Stated task — Copy, from the entries below, each line in which the string "with" appears.

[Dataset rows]
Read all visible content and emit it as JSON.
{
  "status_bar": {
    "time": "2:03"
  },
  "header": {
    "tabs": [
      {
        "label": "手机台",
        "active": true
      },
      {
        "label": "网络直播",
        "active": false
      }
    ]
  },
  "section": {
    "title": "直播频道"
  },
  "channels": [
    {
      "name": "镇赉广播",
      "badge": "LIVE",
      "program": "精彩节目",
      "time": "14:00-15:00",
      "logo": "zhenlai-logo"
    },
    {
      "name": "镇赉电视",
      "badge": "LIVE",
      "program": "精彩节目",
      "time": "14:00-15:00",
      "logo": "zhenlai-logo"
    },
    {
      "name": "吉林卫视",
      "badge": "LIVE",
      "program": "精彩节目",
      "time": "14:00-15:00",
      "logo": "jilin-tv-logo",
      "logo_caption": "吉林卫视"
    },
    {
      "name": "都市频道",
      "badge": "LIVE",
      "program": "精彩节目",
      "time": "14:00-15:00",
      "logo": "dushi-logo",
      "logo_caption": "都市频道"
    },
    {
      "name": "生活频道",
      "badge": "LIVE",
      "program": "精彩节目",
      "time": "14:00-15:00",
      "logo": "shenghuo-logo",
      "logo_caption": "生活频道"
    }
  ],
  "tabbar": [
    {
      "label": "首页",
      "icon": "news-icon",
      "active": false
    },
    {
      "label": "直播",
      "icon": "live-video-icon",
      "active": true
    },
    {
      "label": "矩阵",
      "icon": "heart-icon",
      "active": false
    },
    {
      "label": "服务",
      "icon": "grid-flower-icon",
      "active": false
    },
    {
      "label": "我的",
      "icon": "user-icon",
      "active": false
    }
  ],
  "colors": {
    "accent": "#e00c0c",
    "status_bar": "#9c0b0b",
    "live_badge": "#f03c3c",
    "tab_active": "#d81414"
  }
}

* * *

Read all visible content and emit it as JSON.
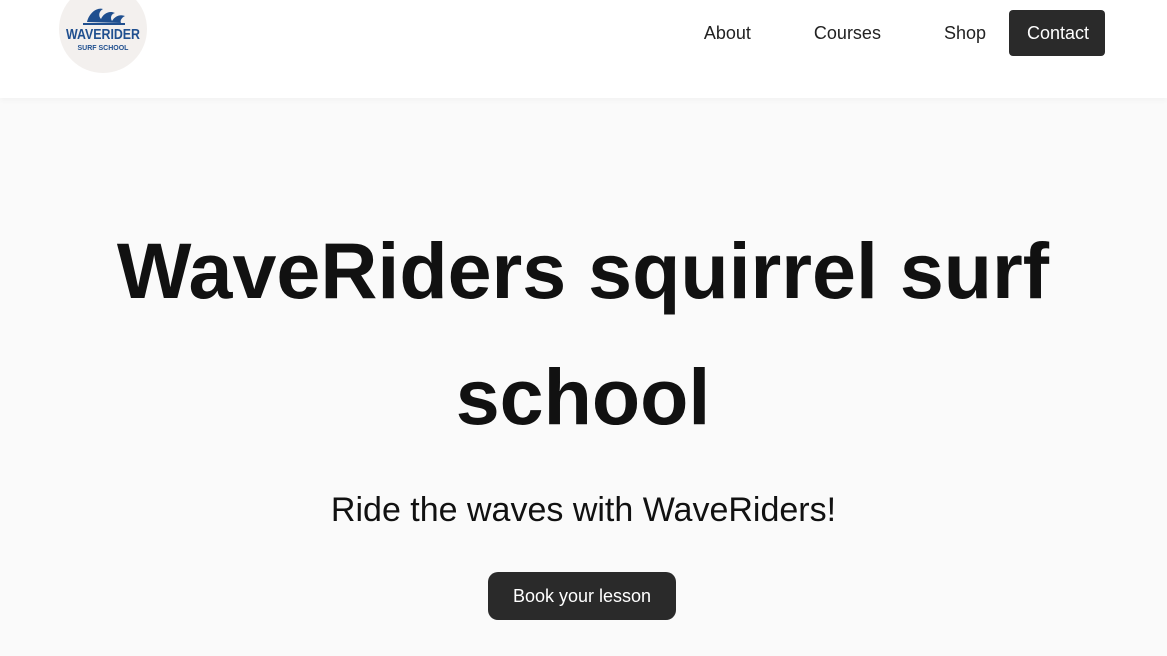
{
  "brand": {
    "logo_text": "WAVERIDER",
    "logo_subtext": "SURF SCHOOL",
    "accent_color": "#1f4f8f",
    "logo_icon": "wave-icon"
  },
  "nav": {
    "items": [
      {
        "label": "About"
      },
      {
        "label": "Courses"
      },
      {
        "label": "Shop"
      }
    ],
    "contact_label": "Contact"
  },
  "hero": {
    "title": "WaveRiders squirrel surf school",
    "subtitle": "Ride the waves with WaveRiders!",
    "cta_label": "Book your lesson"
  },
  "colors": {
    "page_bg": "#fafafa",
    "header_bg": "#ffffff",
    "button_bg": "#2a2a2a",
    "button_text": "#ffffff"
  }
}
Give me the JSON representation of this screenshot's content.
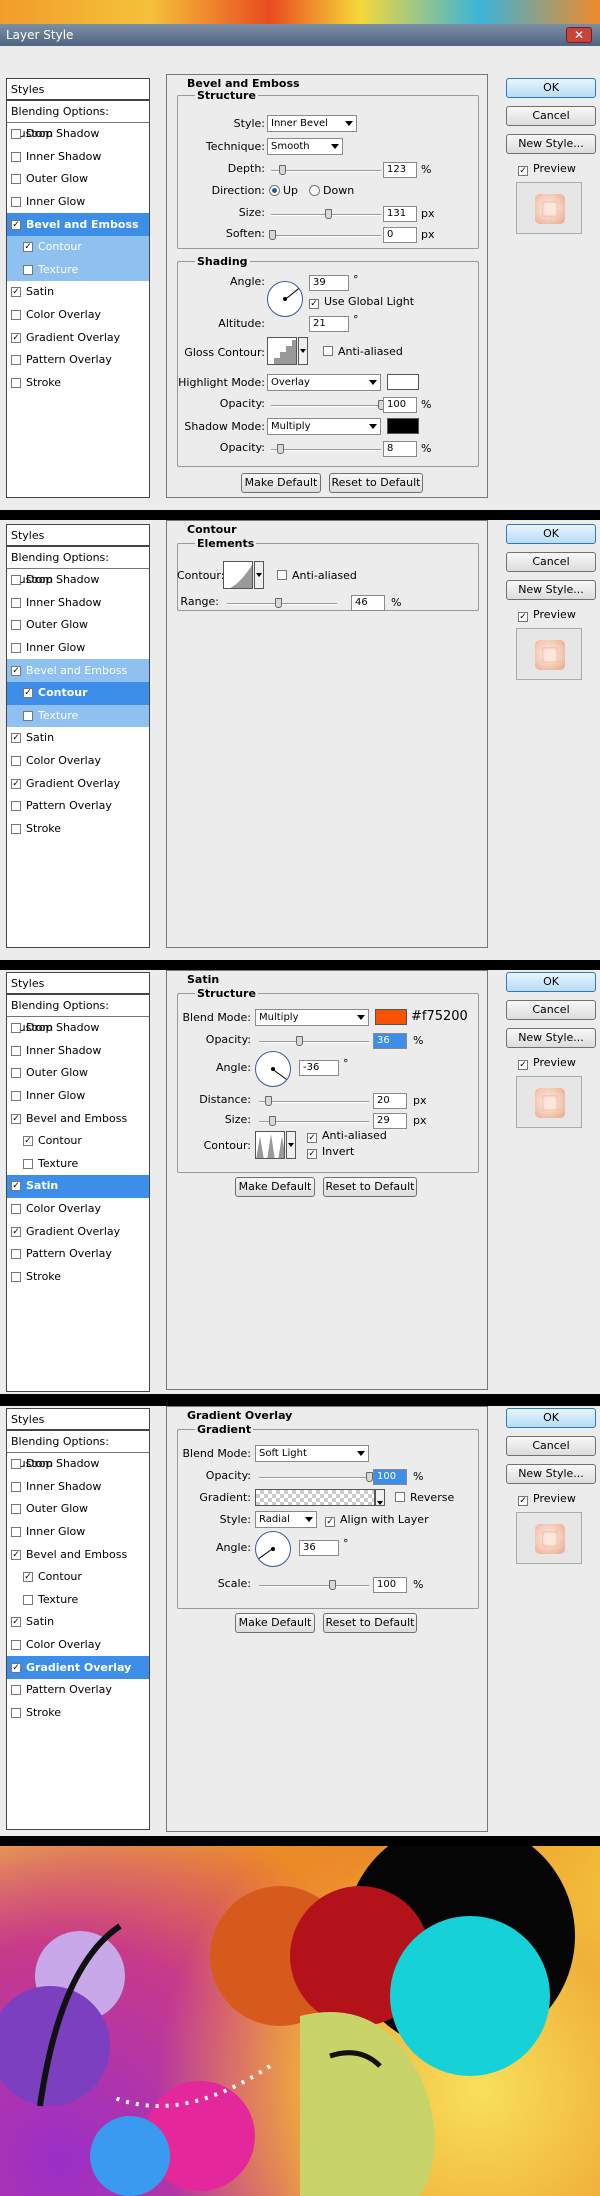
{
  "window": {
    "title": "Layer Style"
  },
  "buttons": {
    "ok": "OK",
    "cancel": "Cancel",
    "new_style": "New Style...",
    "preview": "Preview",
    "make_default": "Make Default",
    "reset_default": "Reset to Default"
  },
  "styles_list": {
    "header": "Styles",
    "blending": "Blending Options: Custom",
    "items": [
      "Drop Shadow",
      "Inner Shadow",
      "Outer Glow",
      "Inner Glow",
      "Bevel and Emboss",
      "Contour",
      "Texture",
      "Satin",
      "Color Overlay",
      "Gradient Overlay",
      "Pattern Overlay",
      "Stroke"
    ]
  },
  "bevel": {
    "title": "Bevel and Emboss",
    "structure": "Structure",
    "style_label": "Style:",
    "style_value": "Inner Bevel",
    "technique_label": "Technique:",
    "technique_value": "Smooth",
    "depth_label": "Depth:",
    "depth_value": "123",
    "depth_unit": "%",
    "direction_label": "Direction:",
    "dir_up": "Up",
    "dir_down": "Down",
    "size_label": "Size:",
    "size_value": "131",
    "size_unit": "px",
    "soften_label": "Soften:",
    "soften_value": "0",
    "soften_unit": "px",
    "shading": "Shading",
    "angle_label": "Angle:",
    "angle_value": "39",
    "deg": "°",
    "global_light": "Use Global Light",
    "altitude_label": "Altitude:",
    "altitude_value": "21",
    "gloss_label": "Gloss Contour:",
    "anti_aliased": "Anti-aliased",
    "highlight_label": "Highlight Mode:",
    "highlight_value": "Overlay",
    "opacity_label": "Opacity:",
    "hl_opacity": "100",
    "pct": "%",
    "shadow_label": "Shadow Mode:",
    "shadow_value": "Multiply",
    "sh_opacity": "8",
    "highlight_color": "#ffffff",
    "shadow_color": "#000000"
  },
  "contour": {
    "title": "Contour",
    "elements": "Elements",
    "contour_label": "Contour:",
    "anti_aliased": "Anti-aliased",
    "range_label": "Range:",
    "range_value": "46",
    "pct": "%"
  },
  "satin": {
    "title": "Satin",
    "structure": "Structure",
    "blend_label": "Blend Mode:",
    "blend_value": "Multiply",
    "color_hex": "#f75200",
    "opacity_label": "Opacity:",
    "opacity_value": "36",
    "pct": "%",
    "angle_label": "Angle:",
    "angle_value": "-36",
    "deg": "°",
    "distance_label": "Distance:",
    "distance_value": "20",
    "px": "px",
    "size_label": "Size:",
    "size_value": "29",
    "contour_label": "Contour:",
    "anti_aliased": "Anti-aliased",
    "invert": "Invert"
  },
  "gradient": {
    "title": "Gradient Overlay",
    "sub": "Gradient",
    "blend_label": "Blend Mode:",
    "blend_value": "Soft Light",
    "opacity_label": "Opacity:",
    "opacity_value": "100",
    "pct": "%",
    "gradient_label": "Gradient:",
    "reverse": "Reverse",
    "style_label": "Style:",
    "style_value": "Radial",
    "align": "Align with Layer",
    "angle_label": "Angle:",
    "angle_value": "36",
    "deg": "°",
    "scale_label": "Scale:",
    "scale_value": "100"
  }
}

---

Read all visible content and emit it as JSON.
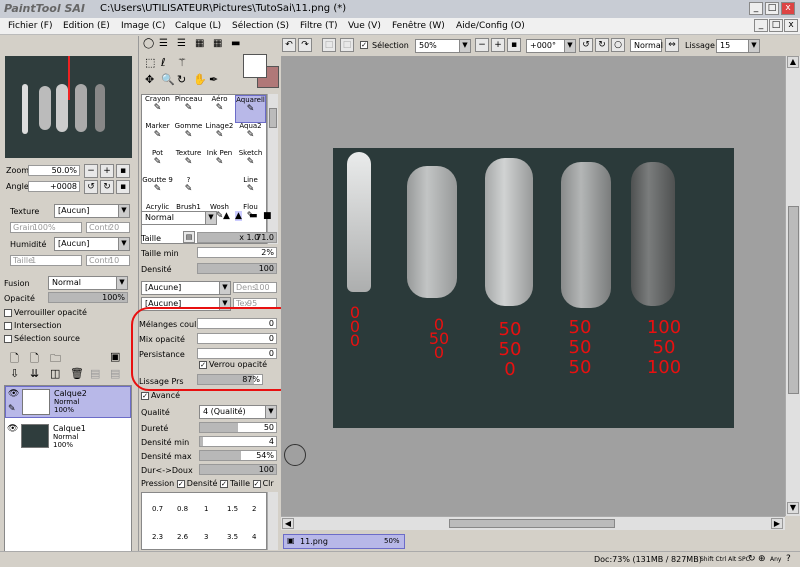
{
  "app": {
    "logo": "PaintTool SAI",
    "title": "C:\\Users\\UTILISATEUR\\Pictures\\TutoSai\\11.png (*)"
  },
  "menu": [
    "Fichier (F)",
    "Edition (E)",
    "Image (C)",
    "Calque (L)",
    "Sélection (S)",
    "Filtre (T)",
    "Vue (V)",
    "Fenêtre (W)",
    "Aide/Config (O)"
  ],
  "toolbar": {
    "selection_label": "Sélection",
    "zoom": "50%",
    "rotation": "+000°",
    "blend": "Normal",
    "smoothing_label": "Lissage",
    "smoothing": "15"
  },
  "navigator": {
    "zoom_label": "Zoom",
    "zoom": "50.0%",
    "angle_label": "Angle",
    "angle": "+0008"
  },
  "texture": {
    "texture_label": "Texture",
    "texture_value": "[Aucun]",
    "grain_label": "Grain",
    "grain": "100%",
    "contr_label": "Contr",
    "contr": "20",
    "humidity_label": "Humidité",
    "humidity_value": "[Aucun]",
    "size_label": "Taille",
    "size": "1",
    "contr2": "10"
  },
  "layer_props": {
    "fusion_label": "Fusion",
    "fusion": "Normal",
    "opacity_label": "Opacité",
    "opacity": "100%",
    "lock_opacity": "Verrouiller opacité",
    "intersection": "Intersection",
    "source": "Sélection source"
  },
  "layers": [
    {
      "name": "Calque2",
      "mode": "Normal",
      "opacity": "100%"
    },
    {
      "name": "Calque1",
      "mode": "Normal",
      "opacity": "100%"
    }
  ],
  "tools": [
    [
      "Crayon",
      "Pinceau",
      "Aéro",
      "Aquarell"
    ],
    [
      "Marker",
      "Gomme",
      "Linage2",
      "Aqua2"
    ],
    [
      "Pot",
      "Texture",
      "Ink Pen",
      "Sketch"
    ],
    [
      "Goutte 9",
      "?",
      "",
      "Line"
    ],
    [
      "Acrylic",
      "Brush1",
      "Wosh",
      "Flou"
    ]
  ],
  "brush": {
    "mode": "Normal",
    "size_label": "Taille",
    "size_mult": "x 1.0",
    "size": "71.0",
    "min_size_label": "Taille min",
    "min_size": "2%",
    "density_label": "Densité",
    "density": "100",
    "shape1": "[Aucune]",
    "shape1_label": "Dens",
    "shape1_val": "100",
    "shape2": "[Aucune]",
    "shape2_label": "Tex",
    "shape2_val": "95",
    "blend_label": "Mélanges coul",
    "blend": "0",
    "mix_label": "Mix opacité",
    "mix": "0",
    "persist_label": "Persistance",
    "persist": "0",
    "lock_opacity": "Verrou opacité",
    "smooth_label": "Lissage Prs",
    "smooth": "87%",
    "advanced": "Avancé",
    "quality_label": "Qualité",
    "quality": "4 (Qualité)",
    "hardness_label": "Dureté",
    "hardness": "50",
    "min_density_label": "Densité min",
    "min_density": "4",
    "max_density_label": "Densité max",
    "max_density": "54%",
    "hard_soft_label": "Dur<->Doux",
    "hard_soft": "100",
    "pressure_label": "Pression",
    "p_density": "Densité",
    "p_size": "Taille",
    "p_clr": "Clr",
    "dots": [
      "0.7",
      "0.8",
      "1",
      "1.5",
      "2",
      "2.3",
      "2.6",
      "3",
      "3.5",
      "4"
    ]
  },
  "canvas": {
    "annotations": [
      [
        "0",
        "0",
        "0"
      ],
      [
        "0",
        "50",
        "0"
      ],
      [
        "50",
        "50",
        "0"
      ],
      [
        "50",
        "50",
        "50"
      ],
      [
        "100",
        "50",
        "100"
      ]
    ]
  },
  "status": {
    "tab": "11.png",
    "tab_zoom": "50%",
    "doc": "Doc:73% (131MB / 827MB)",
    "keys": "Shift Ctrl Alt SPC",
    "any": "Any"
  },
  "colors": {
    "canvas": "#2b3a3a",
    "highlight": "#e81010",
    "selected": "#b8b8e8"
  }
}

Expected answer —
    "subtitle": "Ride the waves with WaveRiders!",
    "align": "Align with Layer",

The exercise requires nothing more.